*The problem:* Reproduce the whole listing, character for character.

------

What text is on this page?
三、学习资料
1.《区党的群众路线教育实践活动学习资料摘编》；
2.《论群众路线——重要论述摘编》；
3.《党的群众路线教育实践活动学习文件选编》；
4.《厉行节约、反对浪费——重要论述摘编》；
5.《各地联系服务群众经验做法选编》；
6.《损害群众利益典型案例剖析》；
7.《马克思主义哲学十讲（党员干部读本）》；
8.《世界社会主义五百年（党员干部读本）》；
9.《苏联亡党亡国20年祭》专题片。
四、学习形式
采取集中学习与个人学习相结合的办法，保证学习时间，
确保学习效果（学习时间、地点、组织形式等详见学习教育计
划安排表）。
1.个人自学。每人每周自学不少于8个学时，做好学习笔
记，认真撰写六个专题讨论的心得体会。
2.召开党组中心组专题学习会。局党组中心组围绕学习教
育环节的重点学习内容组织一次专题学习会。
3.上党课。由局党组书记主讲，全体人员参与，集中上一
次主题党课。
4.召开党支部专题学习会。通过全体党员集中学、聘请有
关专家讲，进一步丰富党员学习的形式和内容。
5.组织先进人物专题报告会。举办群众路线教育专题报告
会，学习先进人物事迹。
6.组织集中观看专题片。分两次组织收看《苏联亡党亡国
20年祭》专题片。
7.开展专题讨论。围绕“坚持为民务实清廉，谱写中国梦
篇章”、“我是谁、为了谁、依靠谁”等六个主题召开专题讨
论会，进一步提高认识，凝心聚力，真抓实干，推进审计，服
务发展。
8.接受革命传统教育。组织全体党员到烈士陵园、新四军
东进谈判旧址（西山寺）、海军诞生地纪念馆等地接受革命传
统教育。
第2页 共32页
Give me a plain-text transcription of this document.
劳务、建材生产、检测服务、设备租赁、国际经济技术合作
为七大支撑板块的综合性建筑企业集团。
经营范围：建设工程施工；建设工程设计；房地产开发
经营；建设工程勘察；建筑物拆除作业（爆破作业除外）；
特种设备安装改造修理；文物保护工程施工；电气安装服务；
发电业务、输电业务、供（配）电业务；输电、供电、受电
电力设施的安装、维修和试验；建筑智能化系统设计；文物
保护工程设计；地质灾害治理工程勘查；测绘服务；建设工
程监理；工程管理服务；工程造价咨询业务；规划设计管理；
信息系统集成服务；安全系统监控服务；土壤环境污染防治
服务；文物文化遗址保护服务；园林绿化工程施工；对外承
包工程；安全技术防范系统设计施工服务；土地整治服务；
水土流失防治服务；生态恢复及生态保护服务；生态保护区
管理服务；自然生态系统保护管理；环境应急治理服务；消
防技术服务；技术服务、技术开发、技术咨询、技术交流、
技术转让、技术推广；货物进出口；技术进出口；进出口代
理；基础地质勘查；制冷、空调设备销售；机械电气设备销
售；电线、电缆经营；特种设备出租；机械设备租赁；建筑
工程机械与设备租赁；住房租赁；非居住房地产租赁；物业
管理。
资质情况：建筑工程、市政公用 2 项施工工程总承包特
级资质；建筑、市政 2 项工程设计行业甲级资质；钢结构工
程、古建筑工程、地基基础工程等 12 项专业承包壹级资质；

------

*Exercise solution:*
What text is on this page?
三、学习资料
1.《区党的群众路线教育实践活动学习资料摘编》；
2.《论群众路线——重要论述摘编》；
3.《党的群众路线教育实践活动学习文件选编》；
4.《厉行节约、反对浪费——重要论述摘编》；
5.《各地联系服务群众经验做法选编》；
6.《损害群众利益典型案例剖析》；
7.《马克思主义哲学十讲（党员干部读本）》；
8.《世界社会主义五百年（党员干部读本）》；
9.《苏联亡党亡国20年祭》专题片。
四、学习形式
采取集中学习与个人学习相结合的办法，保证学习时间，
确保学习效果（学习时间、地点、组织形式等详见学习教育计
划安排表）。
1.个人自学。每人每周自学不少于8个学时，做好学习笔
记，认真撰写六个专题讨论的心得体会。
2.召开党组中心组专题学习会。局党组中心组围绕学习教
育环节的重点学习内容组织一次专题学习会。
3.上党课。由局党组书记主讲，全体人员参与，集中上一
次主题党课。
4.召开党支部专题学习会。通过全体党员集中学、聘请有
关专家讲，进一步丰富党员学习的形式和内容。
5.组织先进人物专题报告会。举办群众路线教育专题报告
会，学习先进人物事迹。
6.组织集中观看专题片。分两次组织收看《苏联亡党亡国
20年祭》专题片。
7.开展专题讨论。围绕“坚持为民务实清廉，谱写中国梦
篇章”、“我是谁、为了谁、依靠谁”等六个主题召开专题讨
论会，进一步提高认识，凝心聚力，真抓实干，推进审计，服
务发展。
8.接受革命传统教育。组织全体党员到烈士陵园、新四军
东进谈判旧址（西山寺）、海军诞生地纪念馆等地接受革命传
统教育。
第2页 共32页
Give me a plain-text transcription of this document.
劳务、建材生产、检测服务、设备租赁、国际经济技术合作
为七大支撑板块的综合性建筑企业集团。
经营范围：建设工程施工；建设工程设计；房地产开发
经营；建设工程勘察；建筑物拆除作业（爆破作业除外）；
特种设备安装改造修理；文物保护工程施工；电气安装服务；
发电业务、输电业务、供（配）电业务；输电、供电、受电
电力设施的安装、维修和试验；建筑智能化系统设计；文物
保护工程设计；地质灾害治理工程勘查；测绘服务；建设工
程监理；工程管理服务；工程造价咨询业务；规划设计管理；
信息系统集成服务；安全系统监控服务；土壤环境污染防治
服务；文物文化遗址保护服务；园林绿化工程施工；对外承
包工程；安全技术防范系统设计施工服务；土地整治服务；
水土流失防治服务；生态恢复及生态保护服务；生态保护区
管理服务；自然生态系统保护管理；环境应急治理服务；消
防技术服务；技术服务、技术开发、技术咨询、技术交流、
技术转让、技术推广；货物进出口；技术进出口；进出口代
理；基础地质勘查；制冷、空调设备销售；机械电气设备销
售；电线、电缆经营；特种设备出租；机械设备租赁；建筑
工程机械与设备租赁；住房租赁；非居住房地产租赁；物业
管理。
资质情况：建筑工程、市政公用 2 项施工工程总承包特
级资质；建筑、市政 2 项工程设计行业甲级资质；钢结构工
程、古建筑工程、地基基础工程等 12 项专业承包壹级资质；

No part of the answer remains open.